INSTRUCTIONS FOR THE TASK
Omit all images. Transcribe the rest of the material below exactly.

╭─ PROVIDED DATA

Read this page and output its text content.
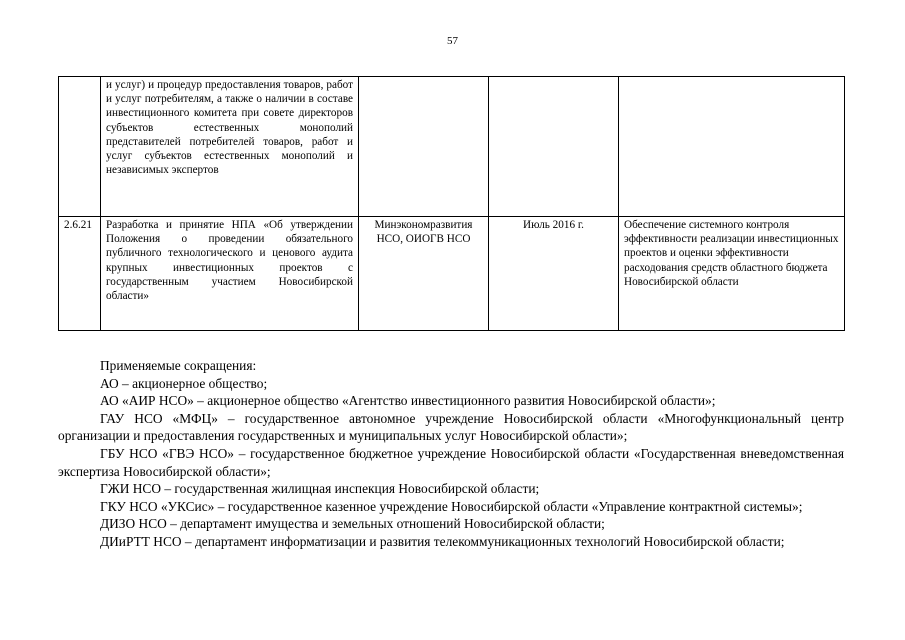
57
	и услуг) и процедур предоставления товаров, работ и услуг потребителям, а также о наличии в составе инвестиционного комитета при совете директоров субъектов естественных монополий представителей потребителей товаров, работ и услуг субъектов естественных монополий и независимых экспертов			
2.6.21	Разработка и принятие НПА «Об утверждении Положения о проведении обязательного публичного технологического и ценового аудита крупных инвестиционных проектов с государственным участием Новосибирской области»	Минэкономразвития НСО, ОИОГВ НСО	Июль 2016 г.	Обеспечение системного контроля эффективности реализации инвестиционных проектов и оценки эффективности расходования средств областного бюджета Новосибирской области

Применяемые сокращения:

АО – акционерное общество;

АО «АИР НСО» – акционерное общество «Агентство инвестиционного развития Новосибирской области»;

ГАУ НСО «МФЦ» – государственное автономное учреждение Новосибирской области «Многофункциональный центр организации и предоставления государственных и муниципальных услуг Новосибирской области»;

ГБУ НСО «ГВЭ НСО» – государственное бюджетное учреждение Новосибирской области «Государственная вневедомственная экспертиза Новосибирской области»;

ГЖИ НСО – государственная жилищная инспекция Новосибирской области;

ГКУ НСО «УКСис» – государственное казенное учреждение Новосибирской области «Управление контрактной системы»;

ДИЗО НСО – департамент имущества и земельных отношений Новосибирской области;

ДИиРТТ НСО – департамент информатизации и развития телекоммуникационных технологий Новосибирской области;
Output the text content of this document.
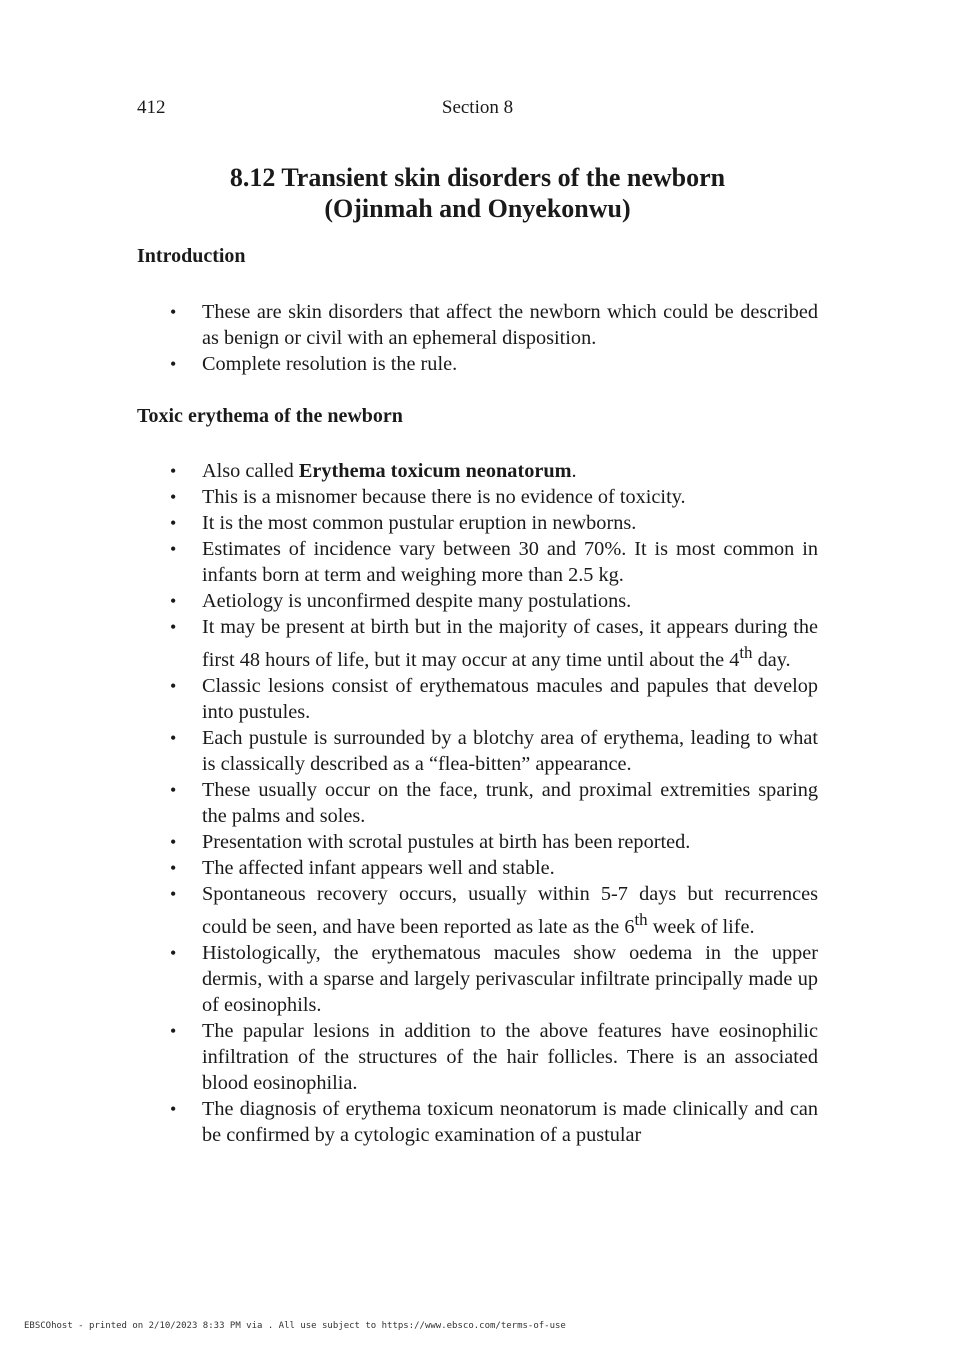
412	Section 8
8.12 Transient skin disorders of the newborn
(Ojinmah and Onyekonwu)
Introduction
• These are skin disorders that affect the newborn which could be described as benign or civil with an ephemeral disposition.
• Complete resolution is the rule.
Toxic erythema of the newborn
• Also called Erythema toxicum neonatorum.
• This is a misnomer because there is no evidence of toxicity.
• It is the most common pustular eruption in newborns.
• Estimates of incidence vary between 30 and 70%. It is most common in infants born at term and weighing more than 2.5 kg.
• Aetiology is unconfirmed despite many postulations.
• It may be present at birth but in the majority of cases, it appears during the first 48 hours of life, but it may occur at any time until about the 4th day.
• Classic lesions consist of erythematous macules and papules that develop into pustules.
• Each pustule is surrounded by a blotchy area of erythema, leading to what is classically described as a “flea-bitten” appearance.
• These usually occur on the face, trunk, and proximal extremities sparing the palms and soles.
• Presentation with scrotal pustules at birth has been reported.
• The affected infant appears well and stable.
• Spontaneous recovery occurs, usually within 5-7 days but recurrences could be seen, and have been reported as late as the 6th week of life.
• Histologically, the erythematous macules show oedema in the upper dermis, with a sparse and largely perivascular infiltrate principally made up of eosinophils.
• The papular lesions in addition to the above features have eosinophilic infiltration of the structures of the hair follicles. There is an associated blood eosinophilia.
• The diagnosis of erythema toxicum neonatorum is made clinically and can be confirmed by a cytologic examination of a pustular
EBSCOhost - printed on 2/10/2023 8:33 PM via . All use subject to https://www.ebsco.com/terms-of-use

╰─

RESULT FOR THIS TASK
Read this page and output its text content.
57
	и услуг) и процедур предоставления товаров, работ и услуг потребителям, а также о наличии в составе инвестиционного комитета при совете директоров субъектов естественных монополий представителей потребителей товаров, работ и услуг субъектов естественных монополий и независимых экспертов			
2.6.21	Разработка и принятие НПА «Об утверждении Положения о проведении обязательного публичного технологического и ценового аудита крупных инвестиционных проектов с государственным участием Новосибирской области»	Минэкономразвития НСО, ОИОГВ НСО	Июль 2016 г.	Обеспечение системного контроля эффективности реализации инвестиционных проектов и оценки эффективности расходования средств областного бюджета Новосибирской области

Применяемые сокращения:

АО – акционерное общество;

АО «АИР НСО» – акционерное общество «Агентство инвестиционного развития Новосибирской области»;

ГАУ НСО «МФЦ» – государственное автономное учреждение Новосибирской области «Многофункциональный центр организации и предоставления государственных и муниципальных услуг Новосибирской области»;

ГБУ НСО «ГВЭ НСО» – государственное бюджетное учреждение Новосибирской области «Государственная вневедомственная экспертиза Новосибирской области»;

ГЖИ НСО – государственная жилищная инспекция Новосибирской области;

ГКУ НСО «УКСис» – государственное казенное учреждение Новосибирской области «Управление контрактной системы»;

ДИЗО НСО – департамент имущества и земельных отношений Новосибирской области;

ДИиРТТ НСО – департамент информатизации и развития телекоммуникационных технологий Новосибирской области;
Output the text content of this document.
412	Section 8
8.12 Transient skin disorders of the newborn
(Ojinmah and Onyekonwu)
Introduction
• These are skin disorders that affect the newborn which could be described as benign or civil with an ephemeral disposition.
• Complete resolution is the rule.
Toxic erythema of the newborn
• Also called Erythema toxicum neonatorum.
• This is a misnomer because there is no evidence of toxicity.
• It is the most common pustular eruption in newborns.
• Estimates of incidence vary between 30 and 70%. It is most common in infants born at term and weighing more than 2.5 kg.
• Aetiology is unconfirmed despite many postulations.
• It may be present at birth but in the majority of cases, it appears during the first 48 hours of life, but it may occur at any time until about the 4th day.
• Classic lesions consist of erythematous macules and papules that develop into pustules.
• Each pustule is surrounded by a blotchy area of erythema, leading to what is classically described as a “flea-bitten” appearance.
• These usually occur on the face, trunk, and proximal extremities sparing the palms and soles.
• Presentation with scrotal pustules at birth has been reported.
• The affected infant appears well and stable.
• Spontaneous recovery occurs, usually within 5-7 days but recurrences could be seen, and have been reported as late as the 6th week of life.
• Histologically, the erythematous macules show oedema in the upper dermis, with a sparse and largely perivascular infiltrate principally made up of eosinophils.
• The papular lesions in addition to the above features have eosinophilic infiltration of the structures of the hair follicles. There is an associated blood eosinophilia.
• The diagnosis of erythema toxicum neonatorum is made clinically and can be confirmed by a cytologic examination of a pustular
EBSCOhost - printed on 2/10/2023 8:33 PM via . All use subject to https://www.ebsco.com/terms-of-use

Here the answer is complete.